**Stated goal:**
Transcribe each entry below exactly. Pictures do not go in the copy.

[START OF Material provided]

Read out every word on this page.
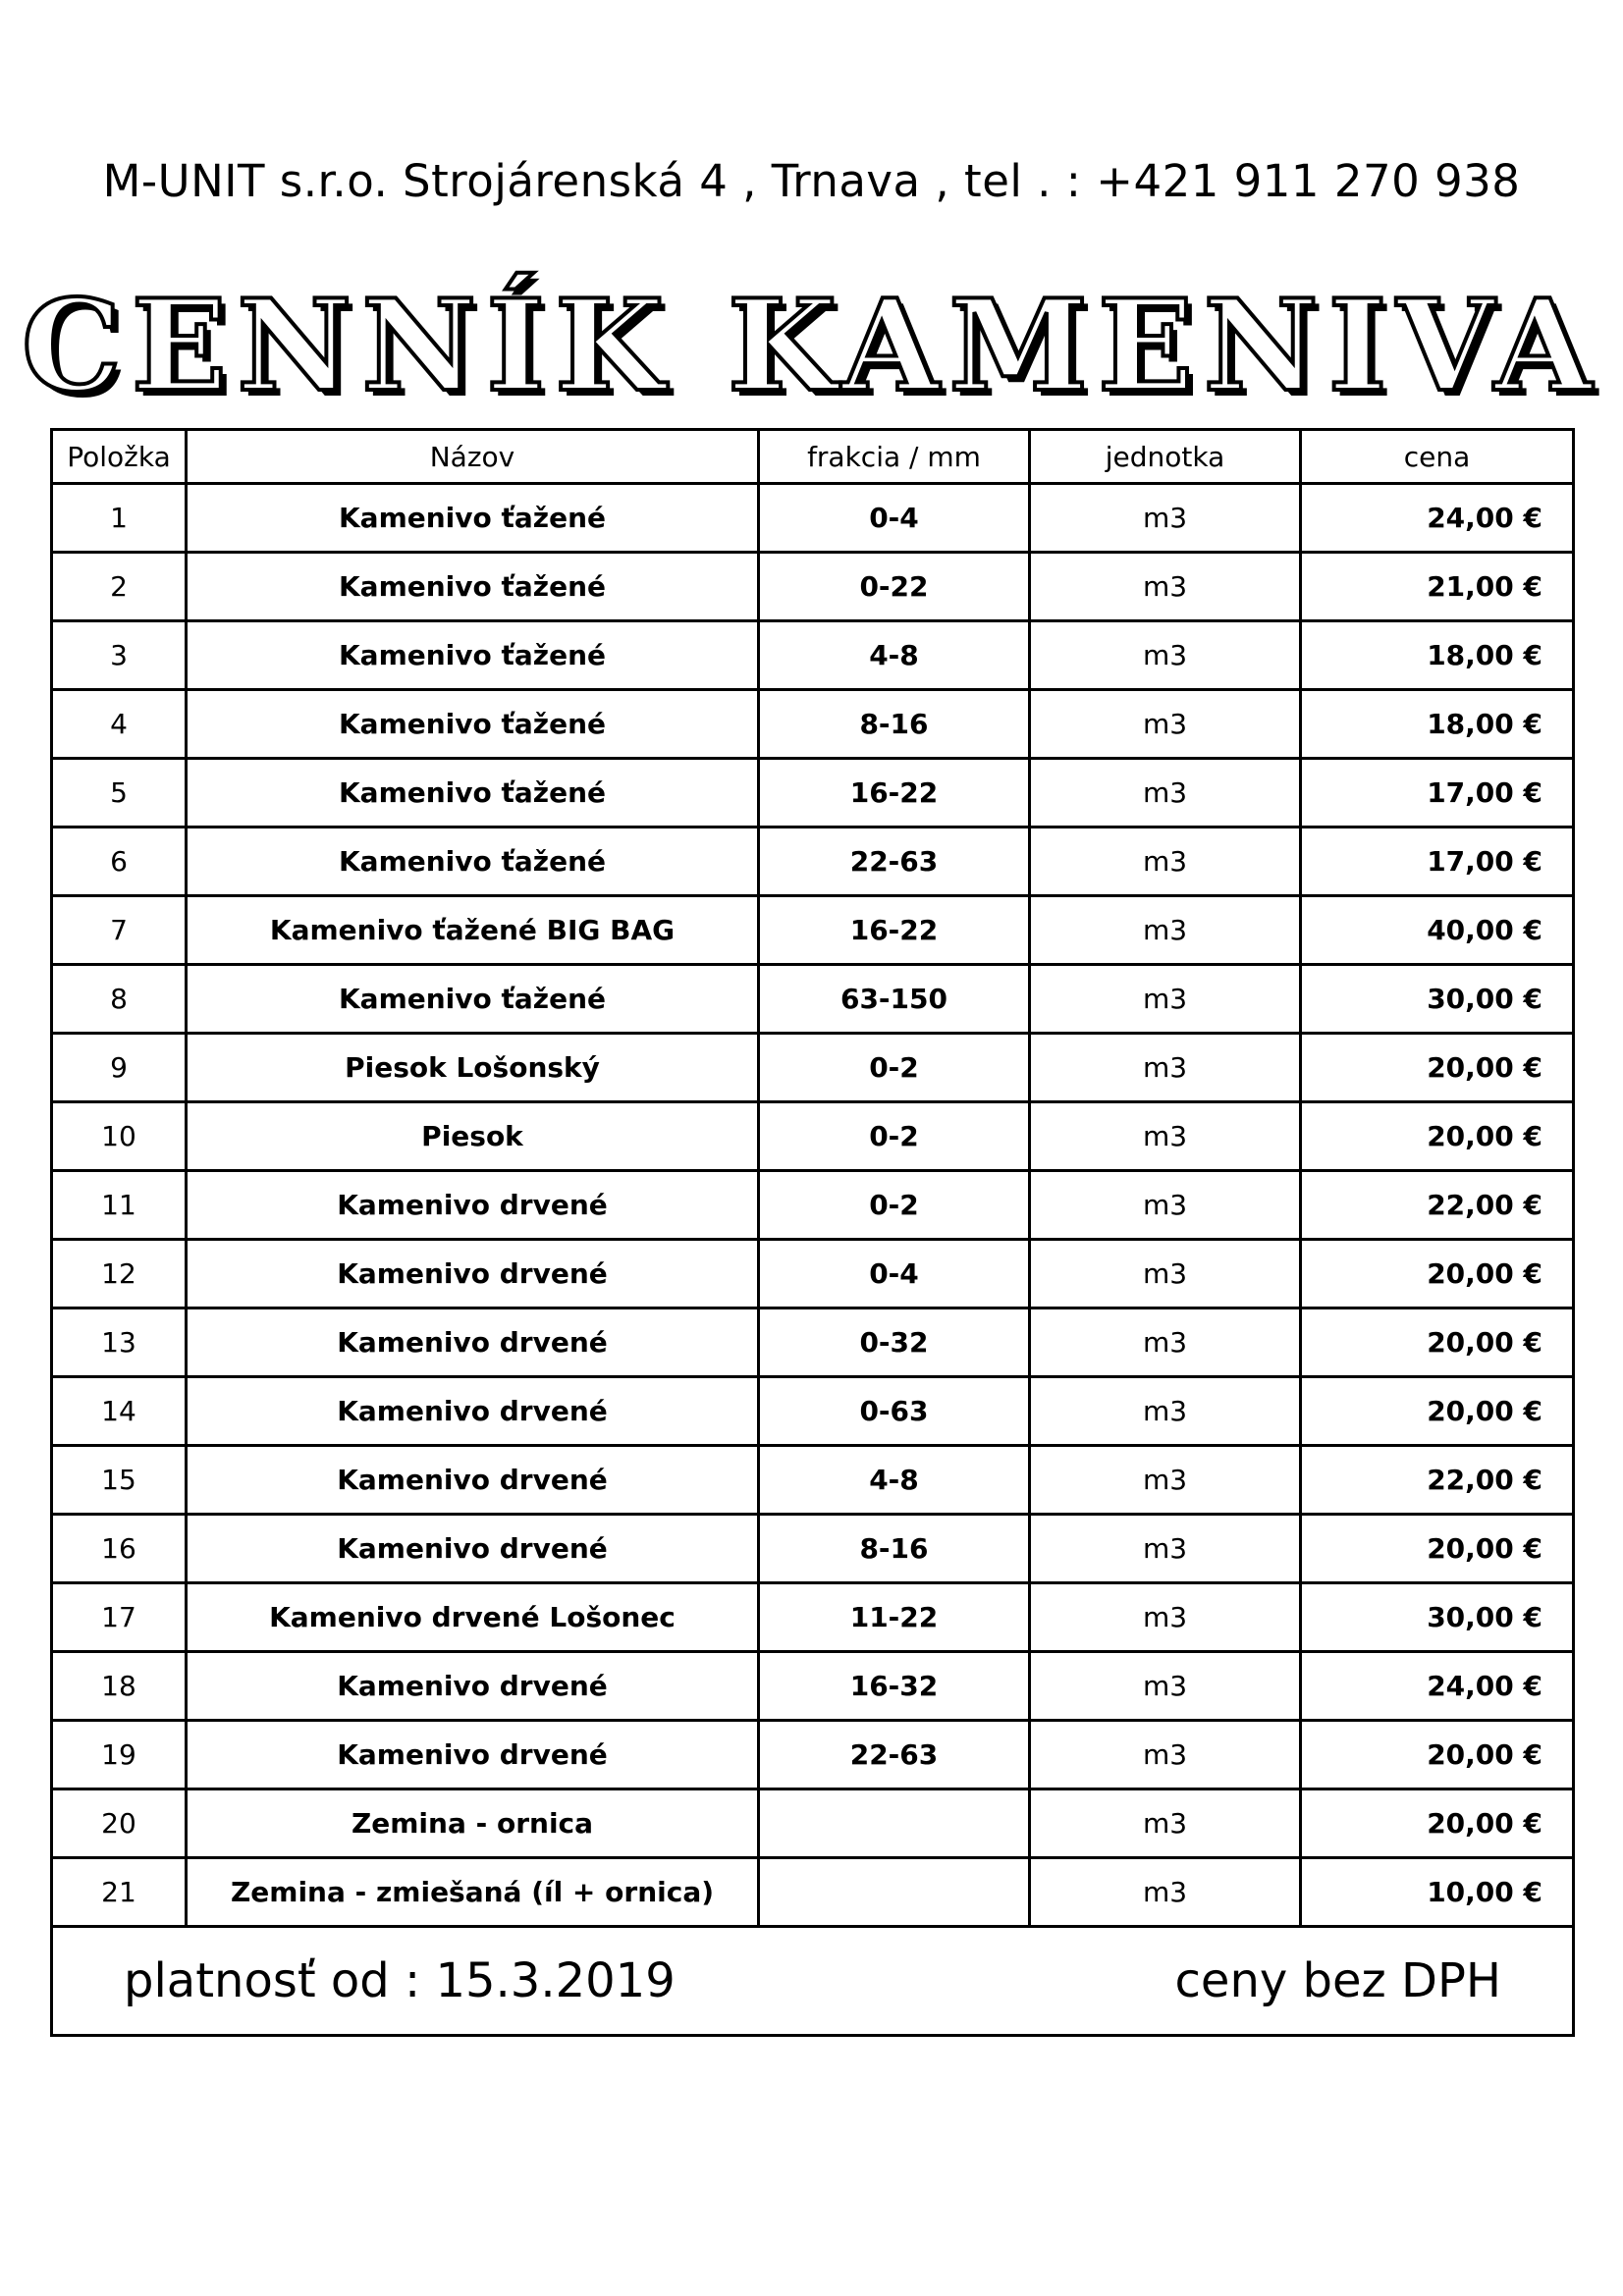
M-UNIT s.r.o. Strojárenská 4 , Trnava , tel . : +421 911 270 938
CENNÍK KAMENIVA
Položka	Názov	frakcia / mm	jednotka	cena
1	Kamenivo ťažené	0-4	m3	24,00 €
2	Kamenivo ťažené	0-22	m3	21,00 €
3	Kamenivo ťažené	4-8	m3	18,00 €
4	Kamenivo ťažené	8-16	m3	18,00 €
5	Kamenivo ťažené	16-22	m3	17,00 €
6	Kamenivo ťažené	22-63	m3	17,00 €
7	Kamenivo ťažené BIG BAG	16-22	m3	40,00 €
8	Kamenivo ťažené	63-150	m3	30,00 €
9	Piesok Lošonský	0-2	m3	20,00 €
10	Piesok	0-2	m3	20,00 €
11	Kamenivo drvené	0-2	m3	22,00 €
12	Kamenivo drvené	0-4	m3	20,00 €
13	Kamenivo drvené	0-32	m3	20,00 €
14	Kamenivo drvené	0-63	m3	20,00 €
15	Kamenivo drvené	4-8	m3	22,00 €
16	Kamenivo drvené	8-16	m3	20,00 €
17	Kamenivo drvené Lošonec	11-22	m3	30,00 €
18	Kamenivo drvené	16-32	m3	24,00 €
19	Kamenivo drvené	22-63	m3	20,00 €
20	Zemina - ornica		m3	20,00 €
21	Zemina - zmiešaná (íl + ornica)		m3	10,00 €

platnosť od : 15.3.2019 ceny bez DPH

[END OF Material provided]

**Written answer:**
Read out every word on this page.
M-UNIT s.r.o. Strojárenská 4 , Trnava , tel . : +421 911 270 938
CENNÍK KAMENIVA
Položka	Názov	frakcia / mm	jednotka	cena
1	Kamenivo ťažené	0-4	m3	24,00 €
2	Kamenivo ťažené	0-22	m3	21,00 €
3	Kamenivo ťažené	4-8	m3	18,00 €
4	Kamenivo ťažené	8-16	m3	18,00 €
5	Kamenivo ťažené	16-22	m3	17,00 €
6	Kamenivo ťažené	22-63	m3	17,00 €
7	Kamenivo ťažené BIG BAG	16-22	m3	40,00 €
8	Kamenivo ťažené	63-150	m3	30,00 €
9	Piesok Lošonský	0-2	m3	20,00 €
10	Piesok	0-2	m3	20,00 €
11	Kamenivo drvené	0-2	m3	22,00 €
12	Kamenivo drvené	0-4	m3	20,00 €
13	Kamenivo drvené	0-32	m3	20,00 €
14	Kamenivo drvené	0-63	m3	20,00 €
15	Kamenivo drvené	4-8	m3	22,00 €
16	Kamenivo drvené	8-16	m3	20,00 €
17	Kamenivo drvené Lošonec	11-22	m3	30,00 €
18	Kamenivo drvené	16-32	m3	24,00 €
19	Kamenivo drvené	22-63	m3	20,00 €
20	Zemina - ornica		m3	20,00 €
21	Zemina - zmiešaná (íl + ornica)		m3	10,00 €

platnosť od : 15.3.2019 ceny bez DPH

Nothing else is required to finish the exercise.